> _Text block_
While providers may be amused at the prospect of being overpaid by Medicare when the typical complaint is that Medicare doesn’t pay its fair share, consider this: Last November, when CMS released its 2009 Comprehensive Error Rate Testing Report, the national error rate for overpayments to Medicare providers increased from 3.3% in FY 2008 to 7.5% in FY 2009. In 2009, these overpayments amounted to approximately $23 billion.
While CMS attributes much of the increase in errors to a change in review methodology, under the new law, providers can still be held liable for overpayments, many of which may be attributable to the carrier or fiscal intermediary that processes the claim. With the magnitude of all of the other changes occurring as a result of the new health law, there’s a reasonable probability that previous trends of payment errors by Medicare contractors will continue, if not increase, further extending the potential liability to providers for inadvertent errors on the part of the Medicare contractor who pays their claim.
Not only must providers be concerned about the accuracy of claims they file; now they have to be concerned about the accuracy of how Medicare’s contractor payments.
What the law means for the Anti–Kickback Statute
A third important change in the law is the broadening of liability under the Medicare and Medicaid Patient Protection Act of 1987, commonly known as the “Anti–Kickback Statute” (AKS). Pursuant to the new legislation, the government does not need to prove that a provider had actual knowledge of the AKS or a specific intent to violate it; general criminal intent will now suffice for additional liability under the AKS.

> _Records_
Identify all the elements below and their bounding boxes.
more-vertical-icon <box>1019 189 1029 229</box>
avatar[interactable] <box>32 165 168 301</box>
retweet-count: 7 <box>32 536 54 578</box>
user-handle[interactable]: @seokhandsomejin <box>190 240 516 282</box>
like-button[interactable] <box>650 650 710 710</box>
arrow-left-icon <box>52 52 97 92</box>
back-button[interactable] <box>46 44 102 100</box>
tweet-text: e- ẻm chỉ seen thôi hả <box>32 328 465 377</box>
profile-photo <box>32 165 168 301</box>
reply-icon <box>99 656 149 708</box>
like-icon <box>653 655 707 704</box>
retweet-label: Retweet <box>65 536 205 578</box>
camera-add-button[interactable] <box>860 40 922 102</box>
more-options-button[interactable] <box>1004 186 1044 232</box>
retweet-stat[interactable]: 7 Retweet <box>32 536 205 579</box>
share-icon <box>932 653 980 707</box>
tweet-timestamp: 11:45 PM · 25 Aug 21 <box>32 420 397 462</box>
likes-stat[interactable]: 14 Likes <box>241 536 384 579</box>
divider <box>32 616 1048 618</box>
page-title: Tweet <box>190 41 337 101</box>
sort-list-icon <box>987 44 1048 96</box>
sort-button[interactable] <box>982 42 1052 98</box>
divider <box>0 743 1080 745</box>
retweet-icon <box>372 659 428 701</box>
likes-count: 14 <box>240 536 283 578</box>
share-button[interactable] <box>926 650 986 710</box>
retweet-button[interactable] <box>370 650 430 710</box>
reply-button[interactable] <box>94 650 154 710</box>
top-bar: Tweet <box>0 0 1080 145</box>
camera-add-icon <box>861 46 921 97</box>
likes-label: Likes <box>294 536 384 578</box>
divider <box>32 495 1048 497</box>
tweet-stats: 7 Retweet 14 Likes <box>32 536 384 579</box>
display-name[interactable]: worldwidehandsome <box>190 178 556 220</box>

> _What you have to do_
Write the next part of the piece on the new health law's effects on Medicare providers, picking up after its last sentence. The records have nothing to do with what comes next.

> _Task answer_
In addition, the new legislation amends the AKS by stating that a claim that includes “items or services” resulting from a referral made in violation of the AKS now will automatically subject a provider to liability under the FCA, which includes a provision for treble damages.
The new law provides for $250 million over the next ten years to help investigate and prosecute healthcare fraud. Coming on the heels of a recent upswing in investigations by the Justice Department, as well as significantly greater public focus on healthcare costs, the new potential exposure under the FCA means that healthcare providers have to be extra vigilant in monitoring their billings and government payments.
Just having in place ethics guidelines and training will not insulate a company from liability; the key to reducing risk remains implementing training and ethics codes, and making compliance a key component of day–to–day business activities.